Collected data entries:
::::

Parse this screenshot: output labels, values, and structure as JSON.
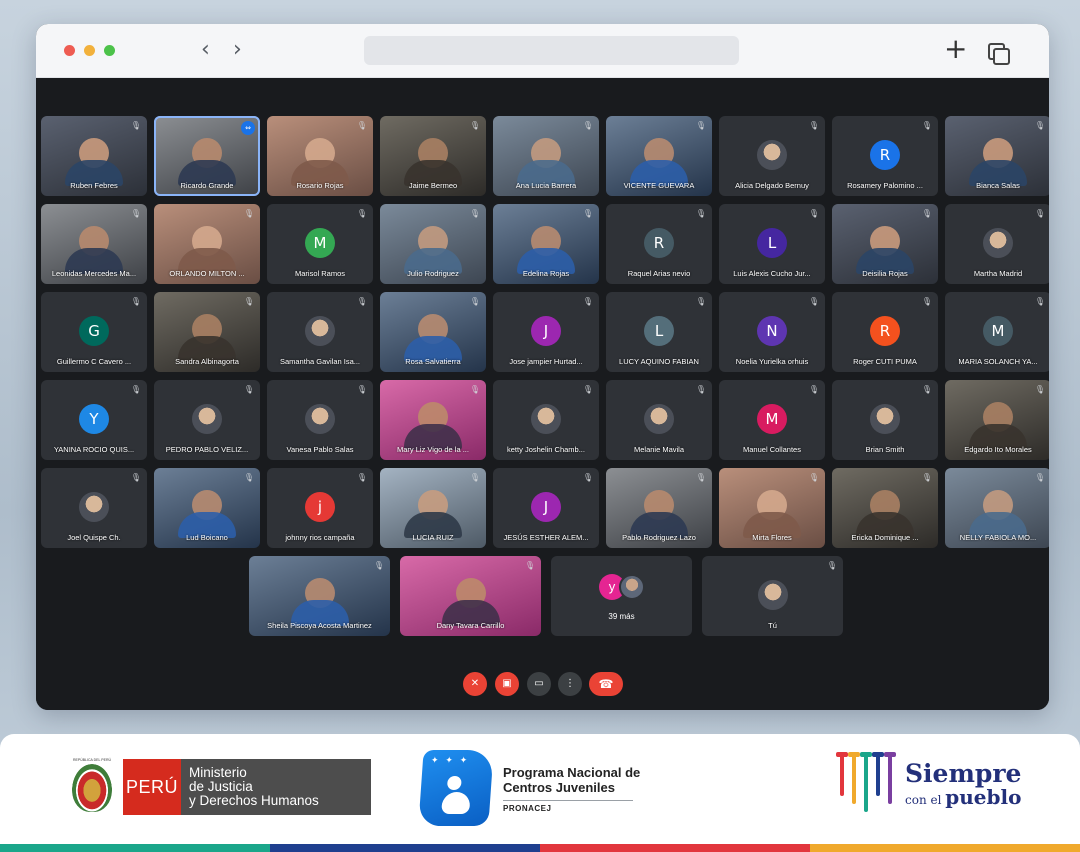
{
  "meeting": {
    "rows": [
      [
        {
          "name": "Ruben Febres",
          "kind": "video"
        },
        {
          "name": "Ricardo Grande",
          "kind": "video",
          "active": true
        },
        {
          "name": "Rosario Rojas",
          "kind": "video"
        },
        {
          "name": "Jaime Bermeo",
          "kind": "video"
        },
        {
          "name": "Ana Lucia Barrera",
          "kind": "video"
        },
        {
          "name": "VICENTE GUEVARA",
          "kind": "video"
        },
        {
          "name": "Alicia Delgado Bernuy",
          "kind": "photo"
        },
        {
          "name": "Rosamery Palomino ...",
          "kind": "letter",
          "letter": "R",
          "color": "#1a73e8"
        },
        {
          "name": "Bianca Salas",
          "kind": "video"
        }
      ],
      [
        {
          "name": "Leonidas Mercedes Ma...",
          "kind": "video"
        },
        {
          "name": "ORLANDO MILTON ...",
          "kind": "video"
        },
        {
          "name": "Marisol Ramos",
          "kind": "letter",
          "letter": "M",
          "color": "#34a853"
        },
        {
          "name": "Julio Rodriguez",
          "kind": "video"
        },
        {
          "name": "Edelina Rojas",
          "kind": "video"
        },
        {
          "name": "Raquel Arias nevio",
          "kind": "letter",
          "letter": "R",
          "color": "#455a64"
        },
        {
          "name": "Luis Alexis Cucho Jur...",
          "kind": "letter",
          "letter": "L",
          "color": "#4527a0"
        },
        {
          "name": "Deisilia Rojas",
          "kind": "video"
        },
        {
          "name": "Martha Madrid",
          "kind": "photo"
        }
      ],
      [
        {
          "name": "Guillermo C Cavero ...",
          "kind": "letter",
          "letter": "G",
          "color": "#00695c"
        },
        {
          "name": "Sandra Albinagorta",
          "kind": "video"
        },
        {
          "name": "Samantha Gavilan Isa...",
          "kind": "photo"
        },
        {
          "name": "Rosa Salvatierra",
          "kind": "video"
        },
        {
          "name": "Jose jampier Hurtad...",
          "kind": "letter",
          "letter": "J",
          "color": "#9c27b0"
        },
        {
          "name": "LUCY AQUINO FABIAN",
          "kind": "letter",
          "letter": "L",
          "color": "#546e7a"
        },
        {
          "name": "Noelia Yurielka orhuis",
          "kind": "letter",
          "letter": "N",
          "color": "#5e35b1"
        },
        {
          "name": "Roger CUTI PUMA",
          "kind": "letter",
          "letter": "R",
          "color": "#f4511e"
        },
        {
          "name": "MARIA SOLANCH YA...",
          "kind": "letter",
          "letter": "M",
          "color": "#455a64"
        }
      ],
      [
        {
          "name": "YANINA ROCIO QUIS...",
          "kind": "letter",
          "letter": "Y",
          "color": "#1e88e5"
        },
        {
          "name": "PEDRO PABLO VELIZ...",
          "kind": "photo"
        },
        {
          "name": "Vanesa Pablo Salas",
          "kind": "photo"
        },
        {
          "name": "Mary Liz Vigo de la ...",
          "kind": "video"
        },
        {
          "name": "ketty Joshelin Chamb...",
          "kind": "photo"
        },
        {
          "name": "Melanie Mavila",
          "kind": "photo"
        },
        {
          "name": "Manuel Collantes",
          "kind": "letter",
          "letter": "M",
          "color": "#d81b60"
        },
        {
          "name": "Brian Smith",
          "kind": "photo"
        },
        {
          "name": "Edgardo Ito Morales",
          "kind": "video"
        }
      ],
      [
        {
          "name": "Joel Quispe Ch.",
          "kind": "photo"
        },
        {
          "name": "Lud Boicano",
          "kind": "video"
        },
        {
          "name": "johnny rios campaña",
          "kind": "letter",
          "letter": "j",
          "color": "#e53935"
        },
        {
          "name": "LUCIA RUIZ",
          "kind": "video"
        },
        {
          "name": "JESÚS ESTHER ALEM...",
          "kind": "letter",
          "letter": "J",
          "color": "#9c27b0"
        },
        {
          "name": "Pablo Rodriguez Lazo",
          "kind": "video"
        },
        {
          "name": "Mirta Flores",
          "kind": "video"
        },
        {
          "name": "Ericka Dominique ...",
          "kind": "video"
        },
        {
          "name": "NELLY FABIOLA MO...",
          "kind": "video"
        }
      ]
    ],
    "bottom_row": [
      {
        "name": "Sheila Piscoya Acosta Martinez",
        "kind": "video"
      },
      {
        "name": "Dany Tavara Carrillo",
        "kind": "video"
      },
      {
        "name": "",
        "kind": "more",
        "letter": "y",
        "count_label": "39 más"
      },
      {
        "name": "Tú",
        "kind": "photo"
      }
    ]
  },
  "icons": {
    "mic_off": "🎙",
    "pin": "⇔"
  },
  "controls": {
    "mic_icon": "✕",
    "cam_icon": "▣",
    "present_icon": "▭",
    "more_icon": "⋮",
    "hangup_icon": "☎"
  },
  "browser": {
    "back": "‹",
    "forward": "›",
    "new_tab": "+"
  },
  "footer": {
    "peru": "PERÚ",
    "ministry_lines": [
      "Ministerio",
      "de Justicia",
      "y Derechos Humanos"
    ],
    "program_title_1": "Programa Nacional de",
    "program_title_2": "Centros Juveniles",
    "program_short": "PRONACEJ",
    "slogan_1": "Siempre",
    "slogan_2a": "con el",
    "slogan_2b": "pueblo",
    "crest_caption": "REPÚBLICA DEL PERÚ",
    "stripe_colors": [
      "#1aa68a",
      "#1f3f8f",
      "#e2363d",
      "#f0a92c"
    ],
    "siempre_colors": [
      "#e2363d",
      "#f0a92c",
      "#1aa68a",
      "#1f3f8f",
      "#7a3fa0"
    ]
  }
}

::::

### What you need to do
Write out each entry exactly as given, omitting any picture.

### In response
Parse this screenshot: output labels, values, and structure as JSON.
{
  "meeting": {
    "rows": [
      [
        {
          "name": "Ruben Febres",
          "kind": "video"
        },
        {
          "name": "Ricardo Grande",
          "kind": "video",
          "active": true
        },
        {
          "name": "Rosario Rojas",
          "kind": "video"
        },
        {
          "name": "Jaime Bermeo",
          "kind": "video"
        },
        {
          "name": "Ana Lucia Barrera",
          "kind": "video"
        },
        {
          "name": "VICENTE GUEVARA",
          "kind": "video"
        },
        {
          "name": "Alicia Delgado Bernuy",
          "kind": "photo"
        },
        {
          "name": "Rosamery Palomino ...",
          "kind": "letter",
          "letter": "R",
          "color": "#1a73e8"
        },
        {
          "name": "Bianca Salas",
          "kind": "video"
        }
      ],
      [
        {
          "name": "Leonidas Mercedes Ma...",
          "kind": "video"
        },
        {
          "name": "ORLANDO MILTON ...",
          "kind": "video"
        },
        {
          "name": "Marisol Ramos",
          "kind": "letter",
          "letter": "M",
          "color": "#34a853"
        },
        {
          "name": "Julio Rodriguez",
          "kind": "video"
        },
        {
          "name": "Edelina Rojas",
          "kind": "video"
        },
        {
          "name": "Raquel Arias nevio",
          "kind": "letter",
          "letter": "R",
          "color": "#455a64"
        },
        {
          "name": "Luis Alexis Cucho Jur...",
          "kind": "letter",
          "letter": "L",
          "color": "#4527a0"
        },
        {
          "name": "Deisilia Rojas",
          "kind": "video"
        },
        {
          "name": "Martha Madrid",
          "kind": "photo"
        }
      ],
      [
        {
          "name": "Guillermo C Cavero ...",
          "kind": "letter",
          "letter": "G",
          "color": "#00695c"
        },
        {
          "name": "Sandra Albinagorta",
          "kind": "video"
        },
        {
          "name": "Samantha Gavilan Isa...",
          "kind": "photo"
        },
        {
          "name": "Rosa Salvatierra",
          "kind": "video"
        },
        {
          "name": "Jose jampier Hurtad...",
          "kind": "letter",
          "letter": "J",
          "color": "#9c27b0"
        },
        {
          "name": "LUCY AQUINO FABIAN",
          "kind": "letter",
          "letter": "L",
          "color": "#546e7a"
        },
        {
          "name": "Noelia Yurielka orhuis",
          "kind": "letter",
          "letter": "N",
          "color": "#5e35b1"
        },
        {
          "name": "Roger CUTI PUMA",
          "kind": "letter",
          "letter": "R",
          "color": "#f4511e"
        },
        {
          "name": "MARIA SOLANCH YA...",
          "kind": "letter",
          "letter": "M",
          "color": "#455a64"
        }
      ],
      [
        {
          "name": "YANINA ROCIO QUIS...",
          "kind": "letter",
          "letter": "Y",
          "color": "#1e88e5"
        },
        {
          "name": "PEDRO PABLO VELIZ...",
          "kind": "photo"
        },
        {
          "name": "Vanesa Pablo Salas",
          "kind": "photo"
        },
        {
          "name": "Mary Liz Vigo de la ...",
          "kind": "video"
        },
        {
          "name": "ketty Joshelin Chamb...",
          "kind": "photo"
        },
        {
          "name": "Melanie Mavila",
          "kind": "photo"
        },
        {
          "name": "Manuel Collantes",
          "kind": "letter",
          "letter": "M",
          "color": "#d81b60"
        },
        {
          "name": "Brian Smith",
          "kind": "photo"
        },
        {
          "name": "Edgardo Ito Morales",
          "kind": "video"
        }
      ],
      [
        {
          "name": "Joel Quispe Ch.",
          "kind": "photo"
        },
        {
          "name": "Lud Boicano",
          "kind": "video"
        },
        {
          "name": "johnny rios campaña",
          "kind": "letter",
          "letter": "j",
          "color": "#e53935"
        },
        {
          "name": "LUCIA RUIZ",
          "kind": "video"
        },
        {
          "name": "JESÚS ESTHER ALEM...",
          "kind": "letter",
          "letter": "J",
          "color": "#9c27b0"
        },
        {
          "name": "Pablo Rodriguez Lazo",
          "kind": "video"
        },
        {
          "name": "Mirta Flores",
          "kind": "video"
        },
        {
          "name": "Ericka Dominique ...",
          "kind": "video"
        },
        {
          "name": "NELLY FABIOLA MO...",
          "kind": "video"
        }
      ]
    ],
    "bottom_row": [
      {
        "name": "Sheila Piscoya Acosta Martinez",
        "kind": "video"
      },
      {
        "name": "Dany Tavara Carrillo",
        "kind": "video"
      },
      {
        "name": "",
        "kind": "more",
        "letter": "y",
        "count_label": "39 más"
      },
      {
        "name": "Tú",
        "kind": "photo"
      }
    ]
  },
  "icons": {
    "mic_off": "🎙",
    "pin": "⇔"
  },
  "controls": {
    "mic_icon": "✕",
    "cam_icon": "▣",
    "present_icon": "▭",
    "more_icon": "⋮",
    "hangup_icon": "☎"
  },
  "browser": {
    "back": "‹",
    "forward": "›",
    "new_tab": "+"
  },
  "footer": {
    "peru": "PERÚ",
    "ministry_lines": [
      "Ministerio",
      "de Justicia",
      "y Derechos Humanos"
    ],
    "program_title_1": "Programa Nacional de",
    "program_title_2": "Centros Juveniles",
    "program_short": "PRONACEJ",
    "slogan_1": "Siempre",
    "slogan_2a": "con el",
    "slogan_2b": "pueblo",
    "crest_caption": "REPÚBLICA DEL PERÚ",
    "stripe_colors": [
      "#1aa68a",
      "#1f3f8f",
      "#e2363d",
      "#f0a92c"
    ],
    "siempre_colors": [
      "#e2363d",
      "#f0a92c",
      "#1aa68a",
      "#1f3f8f",
      "#7a3fa0"
    ]
  }
}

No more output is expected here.